#### Data provided

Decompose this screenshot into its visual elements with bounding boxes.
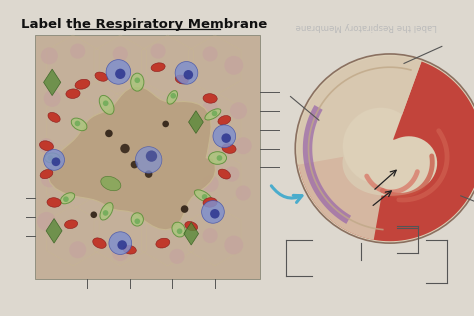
Ellipse shape xyxy=(203,94,217,103)
Circle shape xyxy=(295,54,474,243)
Circle shape xyxy=(136,147,162,173)
Circle shape xyxy=(135,218,140,224)
Ellipse shape xyxy=(218,116,231,125)
Circle shape xyxy=(105,130,113,137)
Circle shape xyxy=(103,210,109,216)
Circle shape xyxy=(163,121,169,127)
Circle shape xyxy=(115,69,126,79)
Circle shape xyxy=(224,167,239,182)
Circle shape xyxy=(213,125,236,148)
Ellipse shape xyxy=(99,95,114,114)
Polygon shape xyxy=(48,87,215,230)
Circle shape xyxy=(146,150,157,162)
Circle shape xyxy=(202,228,218,243)
Ellipse shape xyxy=(40,169,53,179)
Ellipse shape xyxy=(101,176,121,191)
Circle shape xyxy=(39,138,54,153)
Ellipse shape xyxy=(151,63,165,71)
Circle shape xyxy=(69,241,86,258)
Circle shape xyxy=(183,70,193,80)
Circle shape xyxy=(224,235,243,254)
Circle shape xyxy=(52,157,60,166)
Circle shape xyxy=(135,77,140,83)
Circle shape xyxy=(41,47,58,64)
Circle shape xyxy=(103,100,109,106)
Ellipse shape xyxy=(156,238,170,248)
Circle shape xyxy=(151,44,166,59)
Ellipse shape xyxy=(218,169,230,179)
Bar xyxy=(35,35,260,279)
Circle shape xyxy=(91,211,97,218)
Ellipse shape xyxy=(205,109,221,120)
Circle shape xyxy=(230,102,247,119)
Text: Label the Respiratory Membrane: Label the Respiratory Membrane xyxy=(21,18,267,31)
Circle shape xyxy=(177,228,182,234)
Ellipse shape xyxy=(131,213,144,226)
Polygon shape xyxy=(299,61,474,241)
Ellipse shape xyxy=(185,222,198,231)
Ellipse shape xyxy=(100,203,113,220)
Ellipse shape xyxy=(48,112,60,122)
Ellipse shape xyxy=(175,75,188,84)
Circle shape xyxy=(112,244,129,261)
Circle shape xyxy=(70,44,85,59)
Ellipse shape xyxy=(39,141,54,151)
Circle shape xyxy=(202,194,208,200)
Circle shape xyxy=(120,144,130,153)
Ellipse shape xyxy=(131,73,144,91)
Circle shape xyxy=(47,155,53,161)
Circle shape xyxy=(201,175,219,192)
Polygon shape xyxy=(297,56,421,240)
Ellipse shape xyxy=(64,220,78,228)
Circle shape xyxy=(202,100,218,115)
Ellipse shape xyxy=(167,91,177,104)
Circle shape xyxy=(37,212,56,231)
Ellipse shape xyxy=(61,193,75,204)
Circle shape xyxy=(221,133,231,143)
Ellipse shape xyxy=(93,238,106,248)
Ellipse shape xyxy=(203,198,217,207)
Circle shape xyxy=(170,93,176,99)
Circle shape xyxy=(202,46,218,62)
Circle shape xyxy=(118,240,127,250)
Ellipse shape xyxy=(75,79,90,89)
Circle shape xyxy=(224,56,243,75)
Circle shape xyxy=(74,121,80,126)
Ellipse shape xyxy=(194,190,211,202)
Circle shape xyxy=(181,205,188,213)
Polygon shape xyxy=(184,222,199,245)
Circle shape xyxy=(235,137,252,154)
Ellipse shape xyxy=(45,153,60,163)
Ellipse shape xyxy=(123,246,137,254)
Circle shape xyxy=(210,209,219,219)
Ellipse shape xyxy=(66,89,80,99)
Circle shape xyxy=(44,149,64,170)
Circle shape xyxy=(201,201,224,223)
Circle shape xyxy=(175,62,198,84)
Circle shape xyxy=(236,185,251,201)
Circle shape xyxy=(131,161,138,168)
Polygon shape xyxy=(44,69,61,95)
Circle shape xyxy=(109,232,132,254)
Ellipse shape xyxy=(71,118,87,131)
Circle shape xyxy=(44,90,61,107)
Circle shape xyxy=(169,249,184,264)
Polygon shape xyxy=(46,219,62,243)
Polygon shape xyxy=(189,111,203,133)
Circle shape xyxy=(145,170,153,178)
Polygon shape xyxy=(303,105,351,224)
Circle shape xyxy=(63,196,69,202)
Ellipse shape xyxy=(209,152,227,164)
Ellipse shape xyxy=(222,144,236,153)
Ellipse shape xyxy=(172,222,185,237)
Circle shape xyxy=(113,46,128,62)
Circle shape xyxy=(217,155,222,161)
Ellipse shape xyxy=(47,198,61,207)
Text: Label the Respiratory Membrane: Label the Respiratory Membrane xyxy=(295,22,437,31)
Circle shape xyxy=(106,60,131,84)
Circle shape xyxy=(212,111,218,116)
Circle shape xyxy=(41,170,58,187)
Ellipse shape xyxy=(95,72,108,81)
FancyArrowPatch shape xyxy=(271,186,302,203)
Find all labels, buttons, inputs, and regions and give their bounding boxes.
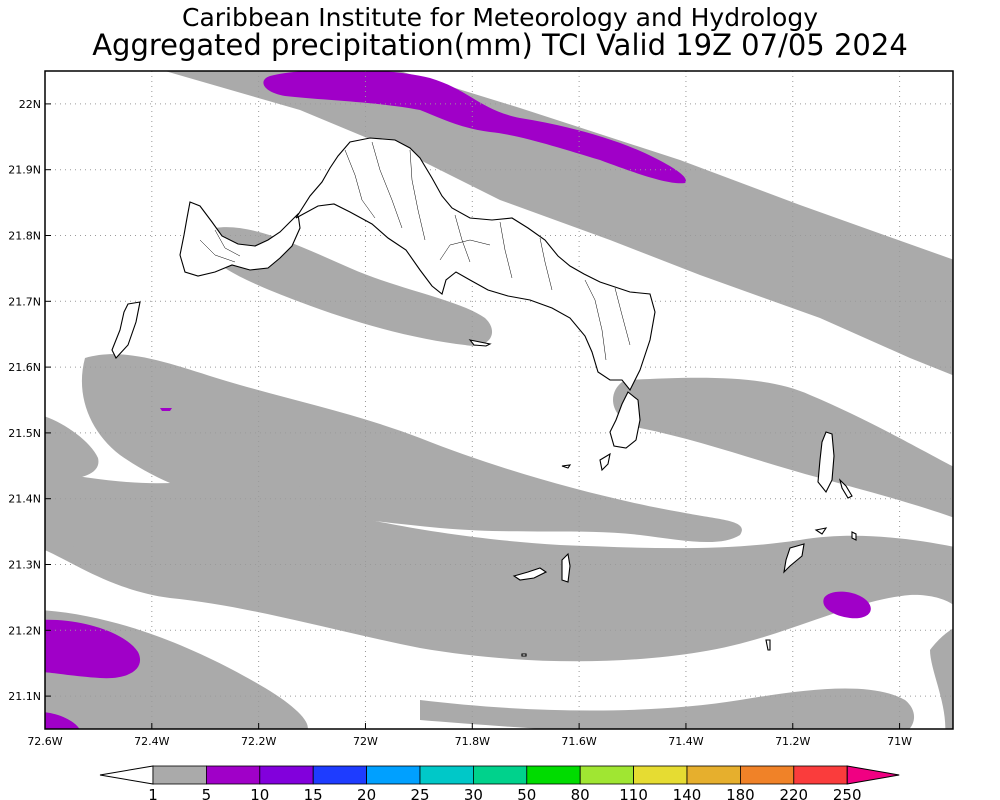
district-boundaries [199, 141, 631, 361]
colorbar-swatch [526, 765, 581, 785]
longitude-labels: 72.6W 72.4W 72.2W 72W 71.8W 71.6W 71.4W 71.2W 71… [27, 735, 912, 748]
cay-east-2 [814, 527, 828, 535]
colorbar-swatch [312, 765, 368, 785]
colorbar-label: 180 [726, 786, 755, 800]
precip-band-1-5-hook [72, 540, 147, 586]
island-providenciales [179, 201, 301, 277]
colorbar-label: 110 [619, 786, 648, 800]
colorbar-label: 10 [250, 786, 269, 800]
cay-small-2 [521, 653, 527, 657]
lon-label: 71.8W [455, 735, 490, 748]
lat-label: 21.5N [8, 427, 41, 440]
colorbar-label: 30 [464, 786, 483, 800]
lat-label: 21.7N [8, 295, 41, 308]
colorbar-label: 5 [202, 786, 212, 800]
lon-label: 71.6W [561, 735, 596, 748]
colorbar-label: 25 [410, 786, 429, 800]
plot-frame [44, 70, 954, 730]
island-grand-turk [817, 431, 835, 494]
coastlines [111, 137, 857, 657]
cay-channel-2 [561, 464, 572, 469]
lat-label: 21.9N [8, 164, 41, 177]
lat-label: 21.2N [8, 624, 41, 637]
precip-band-5-10-corner [45, 712, 80, 729]
lon-label: 71W [887, 735, 912, 748]
lat-label: 21.6N [8, 361, 41, 374]
colorbar-swatch [152, 765, 207, 785]
title-institute: Caribbean Institute for Meteorology and … [182, 3, 818, 32]
colorbar-swatch [472, 765, 528, 785]
colorbar-swatch [686, 765, 741, 785]
colorbar-high-arrow [846, 765, 900, 785]
precip-band-1-5-east [613, 377, 953, 518]
precip-band-5-10-north [263, 71, 686, 184]
precip-band-1-5-bottom-east [420, 688, 914, 729]
colorbar-swatch [366, 765, 421, 785]
precip-band-1-5-se-corner [930, 628, 953, 729]
cay-channel-1 [599, 452, 611, 472]
island-north-middle-caicos [295, 137, 656, 392]
cay-small-1 [765, 639, 771, 651]
colorbar-label: 20 [357, 786, 376, 800]
precip-band-1-5-south [45, 470, 953, 662]
colorbar-swatch [579, 765, 635, 785]
lat-label: 21.1N [8, 690, 41, 703]
lat-label: 21.8N [8, 230, 41, 243]
colorbar-swatch [259, 765, 314, 785]
island-salt-cay [783, 543, 805, 574]
lat-label: 21.3N [8, 559, 41, 572]
colorbar-label: 15 [304, 786, 323, 800]
colorbar-swatch [740, 765, 795, 785]
lon-label: 72.2W [241, 735, 276, 748]
precip-band-5-10-southeast [823, 591, 871, 619]
island-west-caicos [111, 301, 141, 359]
precip-band-5-10-southwest [45, 619, 140, 679]
cay-east-1 [851, 531, 857, 541]
colorbar-label: 140 [673, 786, 702, 800]
cay-lobe [468, 339, 492, 347]
lon-label: 71.4W [668, 735, 703, 748]
colorbar-label: 220 [779, 786, 808, 800]
latitude-labels: 22N 21.9N 21.8N 21.7N 21.6N 21.5N 21.4N 21.3N 21… [8, 98, 41, 703]
colorbar-swatch [205, 765, 261, 785]
lon-label: 72.6W [27, 735, 62, 748]
precip-band-1-5-west-edge [45, 416, 99, 481]
lon-label: 72.4W [134, 735, 169, 748]
colorbar-label: 80 [571, 786, 590, 800]
precip-band-5-10-speck [160, 408, 172, 411]
cay-south-1 [512, 567, 548, 581]
colorbar-label: 250 [833, 786, 862, 800]
color-bar: 1 5 10 15 20 25 30 50 80 110 140 180 220 250 [99, 765, 900, 800]
colorbar-low-arrow [99, 765, 154, 785]
colorbar-label: 1 [148, 786, 158, 800]
lat-label: 22N [19, 98, 41, 111]
cay-small-3 [838, 478, 853, 499]
island-east-caicos-south [609, 391, 641, 449]
lon-label: 71.2W [775, 735, 810, 748]
colorbar-swatch [419, 765, 474, 785]
colorbar-swatch [633, 765, 688, 785]
colorbar-swatch [793, 765, 848, 785]
title-product: Aggregated precipitation(mm) TCI Valid 1… [92, 28, 908, 62]
lon-label: 72W [353, 735, 378, 748]
cay-south-2 [561, 552, 571, 583]
colorbar-label: 50 [517, 786, 536, 800]
lat-label: 21.4N [8, 493, 41, 506]
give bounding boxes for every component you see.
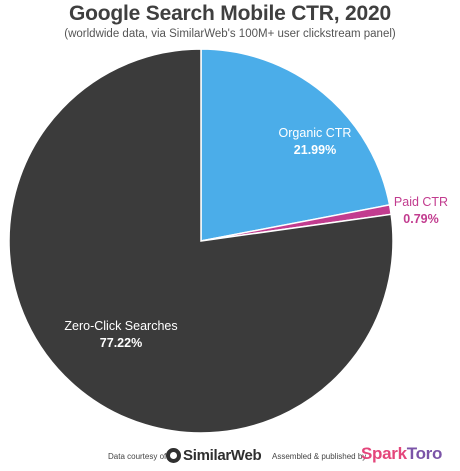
slice-value-zero-click-searches: 77.22% [100,336,142,350]
sparktoro-logo: Spark Toro [361,442,442,466]
slice-value-organic-ctr: 21.99% [294,143,336,157]
slice-label-organic-ctr: Organic CTR [279,126,352,140]
chart-title: Google Search Mobile CTR, 2020 [69,2,391,25]
similarweb-logo-text: SimilarWeb [183,446,262,464]
slice-label-paid-ctr: Paid CTR [394,195,448,209]
chart-subtitle: (worldwide data, via SimilarWeb's 100M+ … [64,28,396,40]
pie-slice-organic-ctr [200,48,391,242]
data-credit-text: Data courtesy of [108,452,167,461]
similarweb-logo: SimilarWeb [166,444,262,466]
published-credit-text: Assembled & published by [272,452,367,461]
sparktoro-logo-part1: Spark [361,444,407,463]
similarweb-logo-icon [166,447,181,463]
sparktoro-logo-part2: Toro [406,444,443,463]
slice-value-paid-ctr: 0.79% [403,212,438,226]
pie-slice-zero-click-searches [8,48,394,434]
slice-label-zero-click-searches: Zero-Click Searches [64,319,177,333]
footer: Data courtesy of SimilarWeb Assembled & … [0,440,460,470]
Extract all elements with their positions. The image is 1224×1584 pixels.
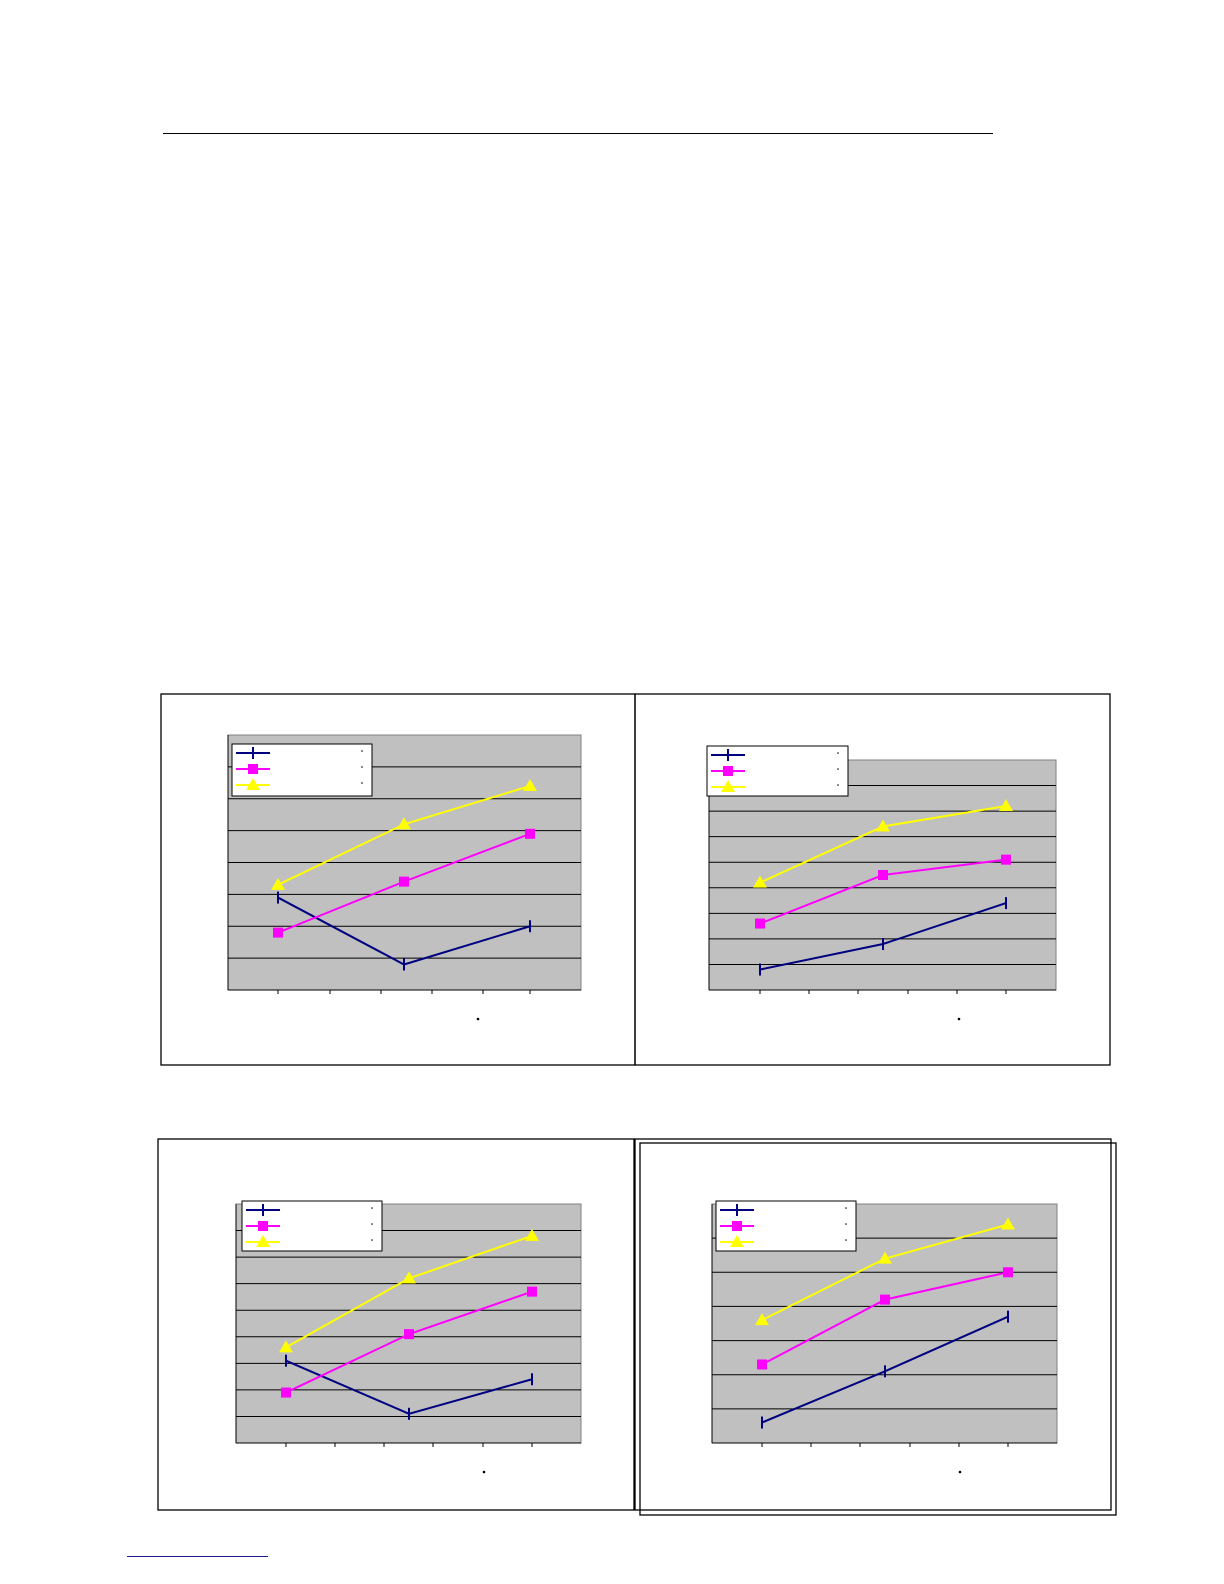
legend-label-dot: [837, 784, 839, 786]
data-point: [753, 875, 767, 888]
legend-label-dot: [845, 1223, 847, 1225]
data-point: [1003, 1267, 1013, 1278]
legend-label-dot: [371, 1207, 373, 1209]
axis-title-dot: [482, 1470, 486, 1474]
data-point: [402, 1271, 416, 1284]
data-point: [757, 1359, 767, 1370]
chart-1: [160, 693, 636, 1066]
chart-frame: [634, 693, 1111, 1066]
data-point: [755, 918, 765, 929]
legend-marker: [246, 778, 260, 790]
data-point: [525, 1228, 539, 1241]
data-point: [755, 1313, 769, 1326]
chart-frame: [157, 1138, 635, 1511]
data-point: [878, 1251, 892, 1264]
chart-outer-frame: [639, 1142, 1117, 1516]
data-point: [279, 1340, 293, 1353]
legend-label-dot: [361, 750, 363, 752]
data-point: [271, 877, 285, 890]
data-point: [880, 1294, 890, 1305]
legend-label-dot: [837, 752, 839, 754]
data-point: [525, 828, 535, 839]
legend-label-dot: [845, 1207, 847, 1209]
legend-marker: [256, 1235, 270, 1247]
legend-label-dot: [361, 766, 363, 768]
axis-title-dot: [957, 1017, 961, 1021]
legend-marker: [721, 780, 735, 792]
data-point: [878, 870, 888, 880]
legend-marker: [248, 764, 258, 774]
chart-2: [634, 693, 1111, 1066]
data-point: [404, 1329, 414, 1340]
legend-marker: [730, 1235, 744, 1247]
data-point: [523, 779, 537, 791]
data-point: [527, 1286, 537, 1297]
footer-link-underline[interactable]: [127, 1556, 268, 1557]
legend-marker: [258, 1221, 268, 1231]
chart-3: [157, 1138, 635, 1511]
legend-label-dot: [371, 1223, 373, 1225]
legend-marker: [723, 766, 733, 776]
axis-title-dot: [958, 1470, 962, 1474]
data-point: [399, 876, 409, 887]
chart-frame: [634, 1138, 1112, 1511]
data-point: [1001, 1217, 1015, 1230]
data-point: [1001, 854, 1011, 865]
data-point: [999, 799, 1013, 811]
legend-label-dot: [837, 768, 839, 770]
data-point: [281, 1387, 291, 1398]
axis-title-dot: [476, 1017, 480, 1021]
data-point: [397, 817, 411, 830]
legend-label-dot: [361, 782, 363, 784]
chart-4: [634, 1138, 1117, 1516]
legend-label-dot: [371, 1239, 373, 1241]
legend-label-dot: [845, 1239, 847, 1241]
header-rule: [163, 133, 993, 134]
legend-marker: [732, 1221, 742, 1231]
data-point: [273, 927, 283, 938]
data-point: [876, 819, 890, 832]
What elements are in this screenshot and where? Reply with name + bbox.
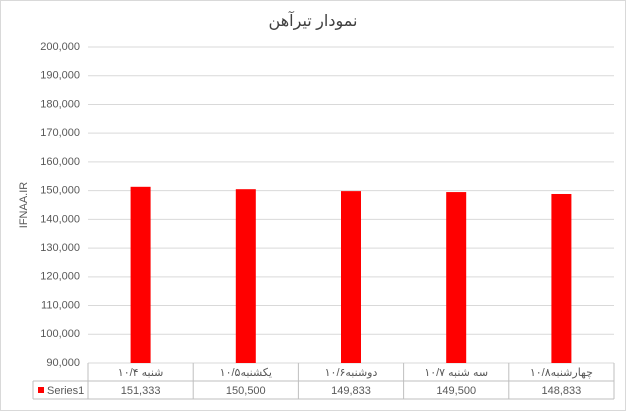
y-tick-label: 160,000 <box>40 156 80 168</box>
y-tick-label: 190,000 <box>40 70 80 82</box>
x-tick-label: سه شنبه ۱۰/۷ <box>424 367 488 379</box>
table-value: 149,500 <box>436 385 476 397</box>
table-value: 150,500 <box>226 385 266 397</box>
bar <box>341 191 361 363</box>
y-tick-label: 180,000 <box>40 98 80 110</box>
y-tick-label: 100,000 <box>40 328 80 340</box>
x-tick-label: یکشنبه۱۰/۵ <box>220 367 272 379</box>
bar <box>551 193 572 363</box>
y-tick-label: 120,000 <box>40 271 80 283</box>
y-tick-label: 150,000 <box>40 185 80 197</box>
bar <box>130 186 151 363</box>
bar <box>235 189 256 363</box>
table-value: 151,333 <box>121 385 161 397</box>
y-axis-title: IFNAA.IR <box>18 182 30 229</box>
y-tick-label: 170,000 <box>40 127 80 139</box>
y-tick-label: 140,000 <box>40 213 80 225</box>
x-tick-label: شنبه ۱۰/۴ <box>118 367 164 379</box>
y-tick-label: 130,000 <box>40 242 80 254</box>
bar <box>446 192 467 363</box>
legend-label: Series1 <box>47 385 84 397</box>
table-value: 149,833 <box>331 385 371 397</box>
x-tick-label: چهارشنبه۱۰/۸ <box>530 367 593 379</box>
y-tick-label: 200,000 <box>40 41 80 53</box>
y-tick-label: 110,000 <box>41 299 80 311</box>
y-tick-label: 90,000 <box>46 357 80 369</box>
table-value: 148,833 <box>542 385 582 397</box>
x-tick-label: دوشنبه۱۰/۶ <box>325 367 378 379</box>
legend-key <box>38 387 44 393</box>
chart-title: نمودار تیرآهن <box>269 11 358 31</box>
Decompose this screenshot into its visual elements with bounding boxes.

########

#### [Written task]
Please retype the records from the line with "district-boundaries [199, 141, 631, 361]" up to and including the line with "precip-band-1-5-hook [72, 540, 147, 586]", keeping every character unchanged.

#### [Output for this task]
district-boundaries [199, 141, 631, 361]
colorbar-swatch [526, 765, 581, 785]
longitude-labels: 72.6W 72.4W 72.2W 72W 71.8W 71.6W 71.4W 71.2W 71… [27, 735, 912, 748]
cay-east-2 [814, 527, 828, 535]
colorbar-swatch [312, 765, 368, 785]
colorbar-label: 180 [726, 786, 755, 800]
precip-band-1-5-hook [72, 540, 147, 586]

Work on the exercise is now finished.